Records
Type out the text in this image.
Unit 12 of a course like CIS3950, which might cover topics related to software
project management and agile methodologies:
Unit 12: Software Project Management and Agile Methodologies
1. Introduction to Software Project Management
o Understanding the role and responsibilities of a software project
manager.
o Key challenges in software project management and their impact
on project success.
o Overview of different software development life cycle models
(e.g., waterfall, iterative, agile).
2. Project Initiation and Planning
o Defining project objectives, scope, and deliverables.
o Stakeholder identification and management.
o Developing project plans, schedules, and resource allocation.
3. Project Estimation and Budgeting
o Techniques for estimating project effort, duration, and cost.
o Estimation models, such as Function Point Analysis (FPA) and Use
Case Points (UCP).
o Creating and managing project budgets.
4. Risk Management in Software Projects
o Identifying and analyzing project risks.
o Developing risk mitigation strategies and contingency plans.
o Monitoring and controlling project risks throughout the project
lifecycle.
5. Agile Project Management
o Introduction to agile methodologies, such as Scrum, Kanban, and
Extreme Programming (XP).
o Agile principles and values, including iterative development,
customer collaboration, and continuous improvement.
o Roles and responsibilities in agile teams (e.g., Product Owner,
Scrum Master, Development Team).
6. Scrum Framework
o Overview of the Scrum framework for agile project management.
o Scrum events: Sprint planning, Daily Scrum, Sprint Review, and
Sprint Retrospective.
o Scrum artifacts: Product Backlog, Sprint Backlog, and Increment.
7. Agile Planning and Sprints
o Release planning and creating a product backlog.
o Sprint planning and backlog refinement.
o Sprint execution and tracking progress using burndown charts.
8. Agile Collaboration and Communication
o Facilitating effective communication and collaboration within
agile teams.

▸ **EXERCISE GOAL**
Output the records above in their entirety, exactly.

▸ **EXPECTED ANSWER**
Type out the text in this image.
Unit 12 of a course like CIS3950, which might cover topics related to software
project management and agile methodologies:
Unit 12: Software Project Management and Agile Methodologies
1. Introduction to Software Project Management
o Understanding the role and responsibilities of a software project
manager.
o Key challenges in software project management and their impact
on project success.
o Overview of different software development life cycle models
(e.g., waterfall, iterative, agile).
2. Project Initiation and Planning
o Defining project objectives, scope, and deliverables.
o Stakeholder identification and management.
o Developing project plans, schedules, and resource allocation.
3. Project Estimation and Budgeting
o Techniques for estimating project effort, duration, and cost.
o Estimation models, such as Function Point Analysis (FPA) and Use
Case Points (UCP).
o Creating and managing project budgets.
4. Risk Management in Software Projects
o Identifying and analyzing project risks.
o Developing risk mitigation strategies and contingency plans.
o Monitoring and controlling project risks throughout the project
lifecycle.
5. Agile Project Management
o Introduction to agile methodologies, such as Scrum, Kanban, and
Extreme Programming (XP).
o Agile principles and values, including iterative development,
customer collaboration, and continuous improvement.
o Roles and responsibilities in agile teams (e.g., Product Owner,
Scrum Master, Development Team).
6. Scrum Framework
o Overview of the Scrum framework for agile project management.
o Scrum events: Sprint planning, Daily Scrum, Sprint Review, and
Sprint Retrospective.
o Scrum artifacts: Product Backlog, Sprint Backlog, and Increment.
7. Agile Planning and Sprints
o Release planning and creating a product backlog.
o Sprint planning and backlog refinement.
o Sprint execution and tracking progress using burndown charts.
8. Agile Collaboration and Communication
o Facilitating effective communication and collaboration within
agile teams.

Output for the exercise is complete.